━━━━━ DATASET RECORDS

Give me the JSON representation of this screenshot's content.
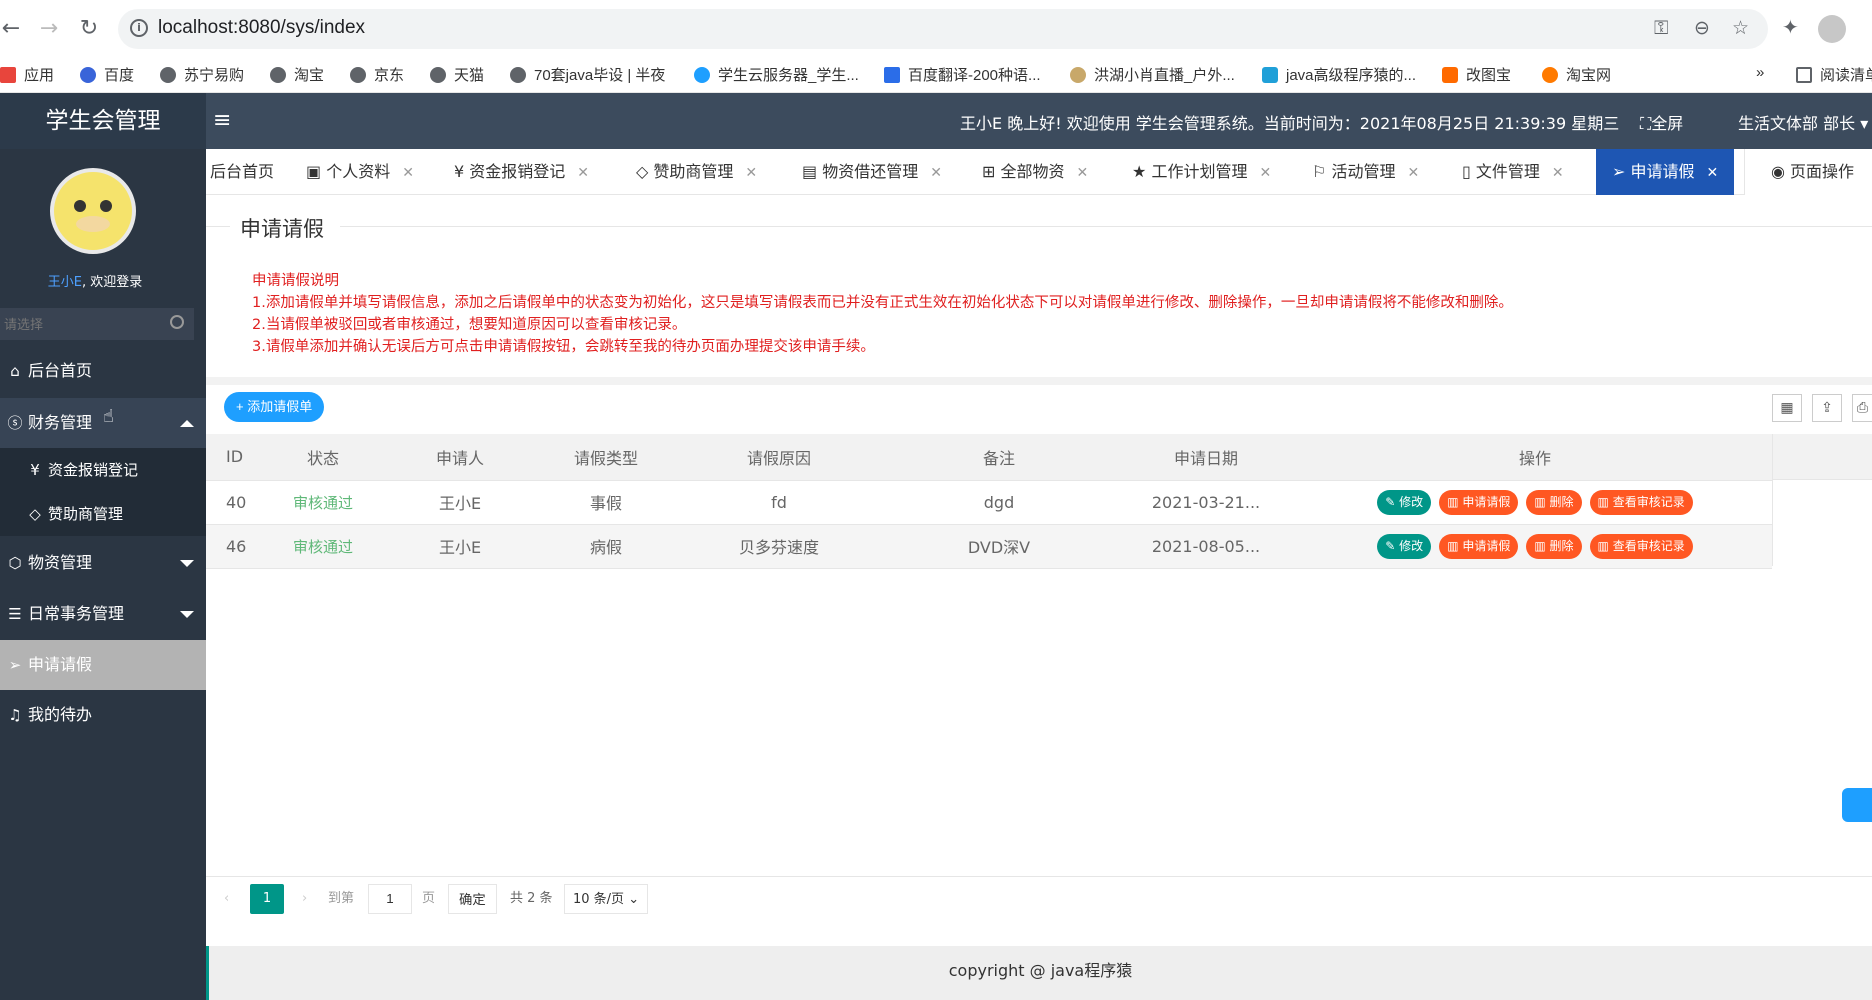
{
  "browser": {
    "url": "localhost:8080/sys/index",
    "bookmarks": [
      "应用",
      "百度",
      "苏宁易购",
      "淘宝",
      "京东",
      "天猫",
      "70套java毕设 | 半夜",
      "学生云服务器_学生...",
      "百度翻译-200种语...",
      "洪湖小肖直播_户外...",
      "java高级程序猿的...",
      "改图宝",
      "淘宝网",
      "阅读清单"
    ],
    "more": "»"
  },
  "app": {
    "title": "学生会管理",
    "greeting": "王小E 晚上好!  欢迎使用 学生会管理系统。当前时间为：2021年08月25日 21:39:39   星期三",
    "fullscreen": "全屏",
    "user_dept": "生活文体部 部长"
  },
  "sidebar": {
    "user_name": "王小E",
    "welcome_suffix": ", 欢迎登录",
    "search_placeholder": "请选择",
    "items": [
      {
        "label": "后台首页",
        "icon": "home-icon"
      },
      {
        "label": "财务管理",
        "icon": "yuan-circle-icon"
      },
      {
        "label": "资金报销登记",
        "icon": "yuan-icon"
      },
      {
        "label": "赞助商管理",
        "icon": "diamond-icon"
      },
      {
        "label": "物资管理",
        "icon": "cube-icon"
      },
      {
        "label": "日常事务管理",
        "icon": "sliders-icon"
      },
      {
        "label": "申请请假",
        "icon": "send-icon"
      },
      {
        "label": "我的待办",
        "icon": "bell-icon"
      }
    ]
  },
  "tabs": [
    {
      "label": "后台首页"
    },
    {
      "label": "个人资料"
    },
    {
      "label": "资金报销登记"
    },
    {
      "label": "赞助商管理"
    },
    {
      "label": "物资借还管理"
    },
    {
      "label": "全部物资"
    },
    {
      "label": "工作计划管理"
    },
    {
      "label": "活动管理"
    },
    {
      "label": "文件管理"
    },
    {
      "label": "申请请假"
    }
  ],
  "page_ops": "页面操作",
  "page": {
    "title": "申请请假",
    "notice_title": "申请请假说明",
    "notice_lines": [
      "1.添加请假单并填写请假信息，添加之后请假单中的状态变为初始化，这只是填写请假表而已并没有正式生效在初始化状态下可以对请假单进行修改、删除操作，一旦却申请请假将不能修改和删除。",
      "2.当请假单被驳回或者审核通过，想要知道原因可以查看审核记录。",
      "3.请假单添加并确认无误后方可点击申请请假按钮，会跳转至我的待办页面办理提交该申请手续。"
    ],
    "add_button": "添加请假单"
  },
  "table": {
    "headers": [
      "ID",
      "状态",
      "申请人",
      "请假类型",
      "请假原因",
      "备注",
      "申请日期",
      "操作"
    ],
    "rows": [
      {
        "id": "40",
        "status": "审核通过",
        "applicant": "王小E",
        "type": "事假",
        "reason": "fd",
        "remark": "dgd",
        "date": "2021-03-21..."
      },
      {
        "id": "46",
        "status": "审核通过",
        "applicant": "王小E",
        "type": "病假",
        "reason": "贝多芬速度",
        "remark": "DVD深V",
        "date": "2021-08-05..."
      }
    ],
    "actions": {
      "edit": "修改",
      "apply": "申请请假",
      "delete": "删除",
      "view": "查看审核记录"
    }
  },
  "pager": {
    "current": "1",
    "goto_label": "到第",
    "goto_value": "1",
    "page_unit": "页",
    "confirm": "确定",
    "total": "共 2 条",
    "page_size": "10 条/页"
  },
  "footer": "copyright @  java程序猿",
  "colors": {
    "header": "#3c4b5d",
    "sidebar": "#2b3643",
    "active_tab": "#1e56b3",
    "teal": "#009688",
    "orange": "#ff5722",
    "notice": "#e02020",
    "status_ok": "#5fb878"
  }
}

━━━━━━━━━━

— TASK PROMPT —
Output each line exactly; omit every picture.

— RESPONSE FOR THIS EXERCISE —
Give me the JSON representation of this screenshot's content.
{
  "browser": {
    "url": "localhost:8080/sys/index",
    "bookmarks": [
      "应用",
      "百度",
      "苏宁易购",
      "淘宝",
      "京东",
      "天猫",
      "70套java毕设 | 半夜",
      "学生云服务器_学生...",
      "百度翻译-200种语...",
      "洪湖小肖直播_户外...",
      "java高级程序猿的...",
      "改图宝",
      "淘宝网",
      "阅读清单"
    ],
    "more": "»"
  },
  "app": {
    "title": "学生会管理",
    "greeting": "王小E 晚上好!  欢迎使用 学生会管理系统。当前时间为：2021年08月25日 21:39:39   星期三",
    "fullscreen": "全屏",
    "user_dept": "生活文体部 部长"
  },
  "sidebar": {
    "user_name": "王小E",
    "welcome_suffix": ", 欢迎登录",
    "search_placeholder": "请选择",
    "items": [
      {
        "label": "后台首页",
        "icon": "home-icon"
      },
      {
        "label": "财务管理",
        "icon": "yuan-circle-icon"
      },
      {
        "label": "资金报销登记",
        "icon": "yuan-icon"
      },
      {
        "label": "赞助商管理",
        "icon": "diamond-icon"
      },
      {
        "label": "物资管理",
        "icon": "cube-icon"
      },
      {
        "label": "日常事务管理",
        "icon": "sliders-icon"
      },
      {
        "label": "申请请假",
        "icon": "send-icon"
      },
      {
        "label": "我的待办",
        "icon": "bell-icon"
      }
    ]
  },
  "tabs": [
    {
      "label": "后台首页"
    },
    {
      "label": "个人资料"
    },
    {
      "label": "资金报销登记"
    },
    {
      "label": "赞助商管理"
    },
    {
      "label": "物资借还管理"
    },
    {
      "label": "全部物资"
    },
    {
      "label": "工作计划管理"
    },
    {
      "label": "活动管理"
    },
    {
      "label": "文件管理"
    },
    {
      "label": "申请请假"
    }
  ],
  "page_ops": "页面操作",
  "page": {
    "title": "申请请假",
    "notice_title": "申请请假说明",
    "notice_lines": [
      "1.添加请假单并填写请假信息，添加之后请假单中的状态变为初始化，这只是填写请假表而已并没有正式生效在初始化状态下可以对请假单进行修改、删除操作，一旦却申请请假将不能修改和删除。",
      "2.当请假单被驳回或者审核通过，想要知道原因可以查看审核记录。",
      "3.请假单添加并确认无误后方可点击申请请假按钮，会跳转至我的待办页面办理提交该申请手续。"
    ],
    "add_button": "添加请假单"
  },
  "table": {
    "headers": [
      "ID",
      "状态",
      "申请人",
      "请假类型",
      "请假原因",
      "备注",
      "申请日期",
      "操作"
    ],
    "rows": [
      {
        "id": "40",
        "status": "审核通过",
        "applicant": "王小E",
        "type": "事假",
        "reason": "fd",
        "remark": "dgd",
        "date": "2021-03-21..."
      },
      {
        "id": "46",
        "status": "审核通过",
        "applicant": "王小E",
        "type": "病假",
        "reason": "贝多芬速度",
        "remark": "DVD深V",
        "date": "2021-08-05..."
      }
    ],
    "actions": {
      "edit": "修改",
      "apply": "申请请假",
      "delete": "删除",
      "view": "查看审核记录"
    }
  },
  "pager": {
    "current": "1",
    "goto_label": "到第",
    "goto_value": "1",
    "page_unit": "页",
    "confirm": "确定",
    "total": "共 2 条",
    "page_size": "10 条/页"
  },
  "footer": "copyright @  java程序猿",
  "colors": {
    "header": "#3c4b5d",
    "sidebar": "#2b3643",
    "active_tab": "#1e56b3",
    "teal": "#009688",
    "orange": "#ff5722",
    "notice": "#e02020",
    "status_ok": "#5fb878"
  }
}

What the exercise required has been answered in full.